*Requirement*: Any pictures in the records below should be skipped; write out everything else exactly.

Stored records
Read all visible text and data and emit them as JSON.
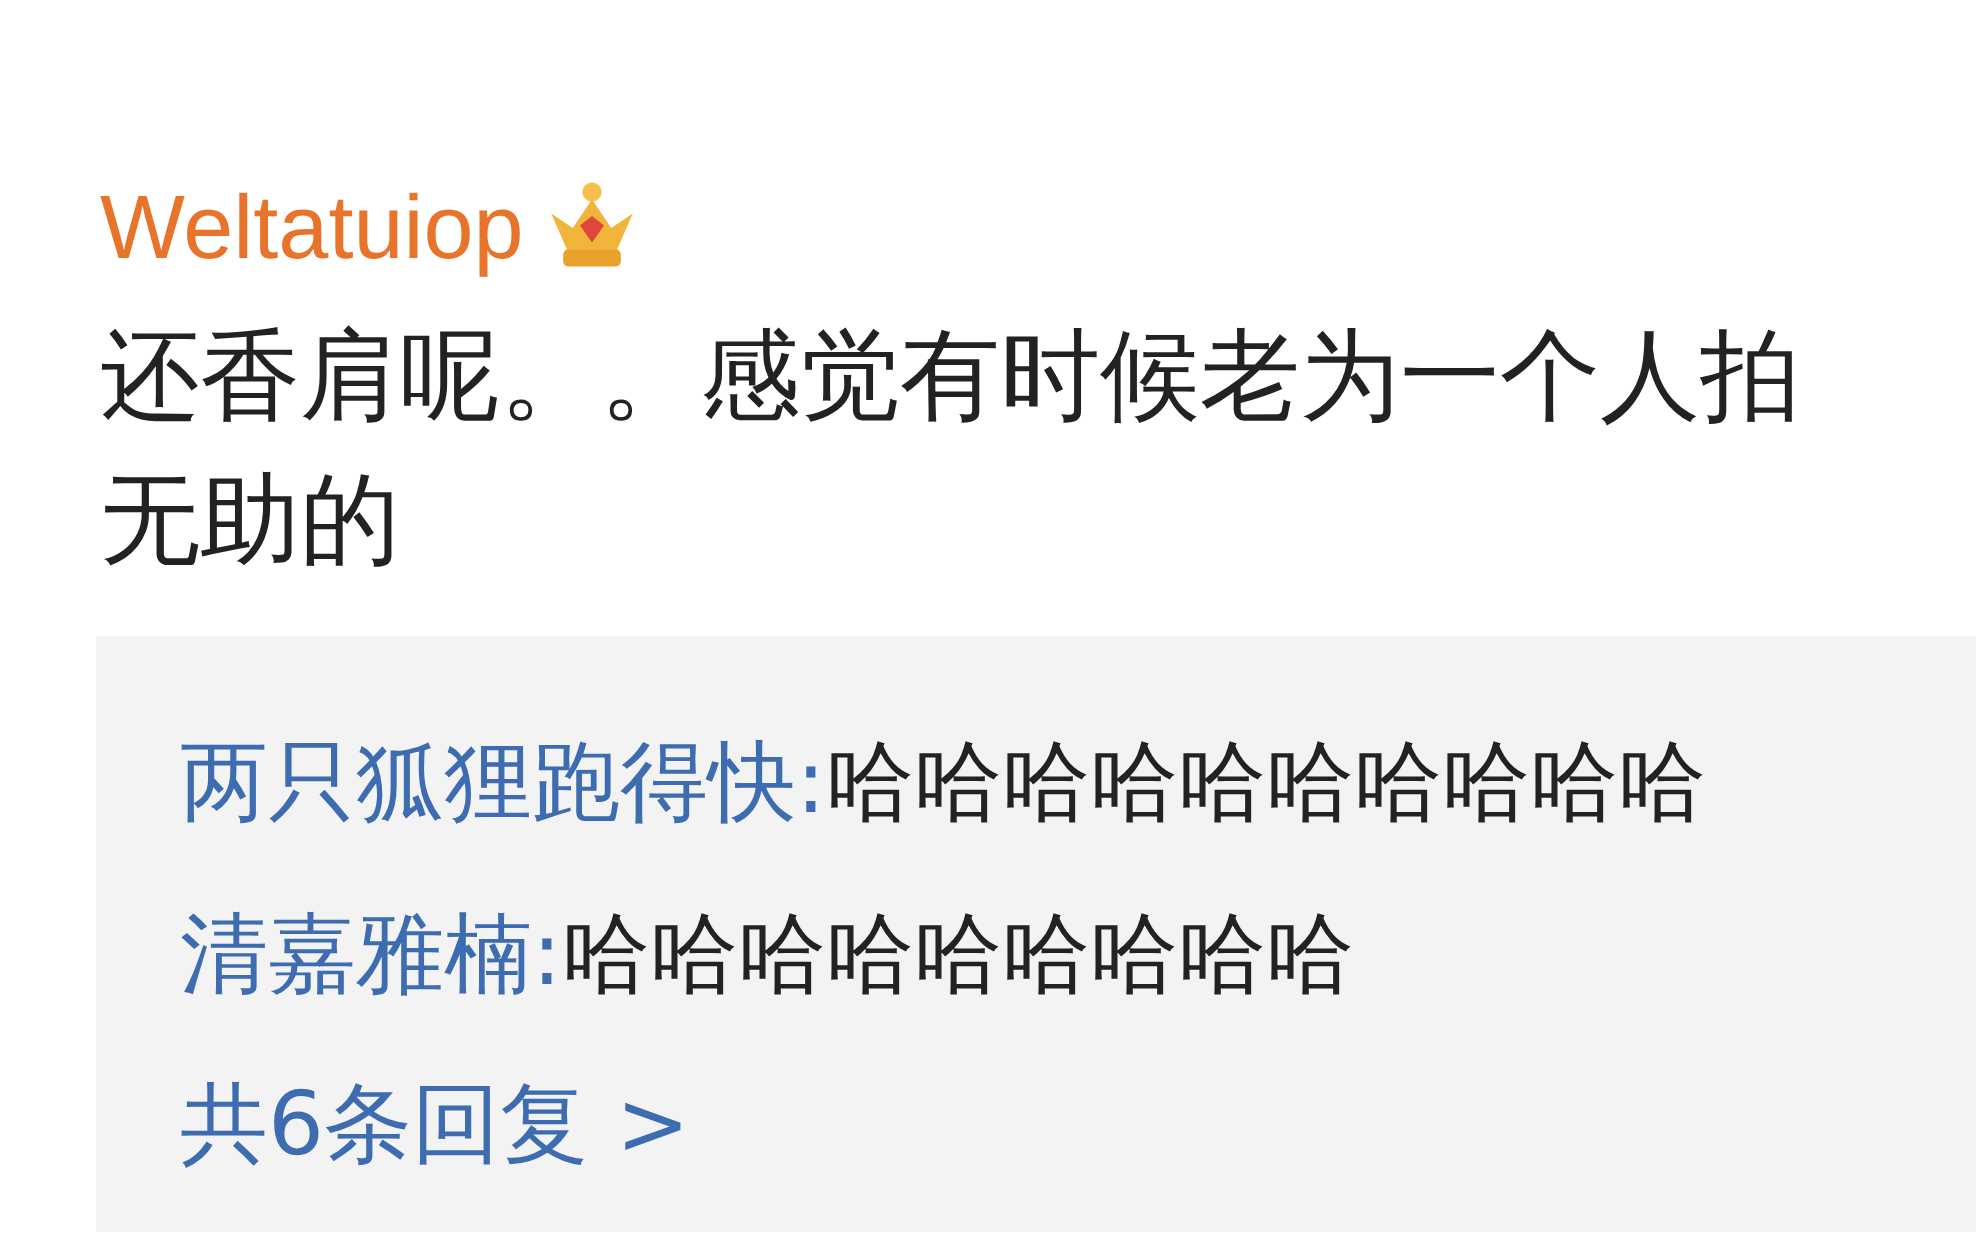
{
  "comment": {
    "author": "Weltatuiop",
    "badge": {
      "kind": "crown"
    },
    "text_lines": [
      "还香肩呢。。感觉有时候老为一个人拍",
      "无助的"
    ],
    "replies": [
      {
        "author": "两只狐狸跑得快:",
        "text": "哈哈哈哈哈哈哈哈哈哈"
      },
      {
        "author": "清嘉雅楠:",
        "text": "哈哈哈哈哈哈哈哈哈"
      }
    ],
    "more_replies": "共6条回复 >"
  }
}
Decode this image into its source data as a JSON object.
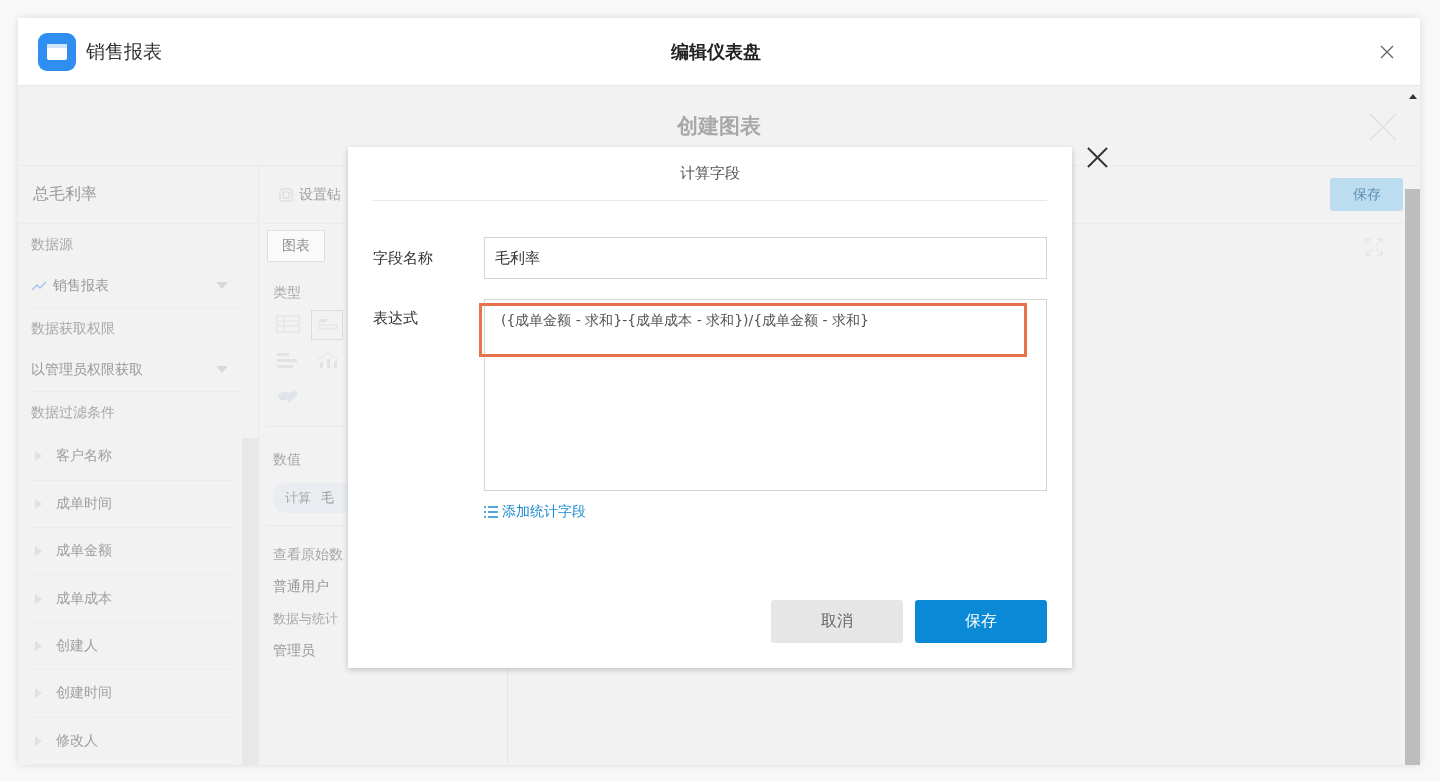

*Response to the task*:
Read all visible text and data and emit them as JSON.
{
  "comment": {
    "author": "Weltatuiop",
    "badge": {
      "kind": "crown"
    },
    "text_lines": [
      "还香肩呢。。感觉有时候老为一个人拍",
      "无助的"
    ],
    "replies": [
      {
        "author": "两只狐狸跑得快:",
        "text": "哈哈哈哈哈哈哈哈哈哈"
      },
      {
        "author": "清嘉雅楠:",
        "text": "哈哈哈哈哈哈哈哈哈"
      }
    ],
    "more_replies": "共6条回复 >"
  }
}
Decode this image into its source data as a JSON object.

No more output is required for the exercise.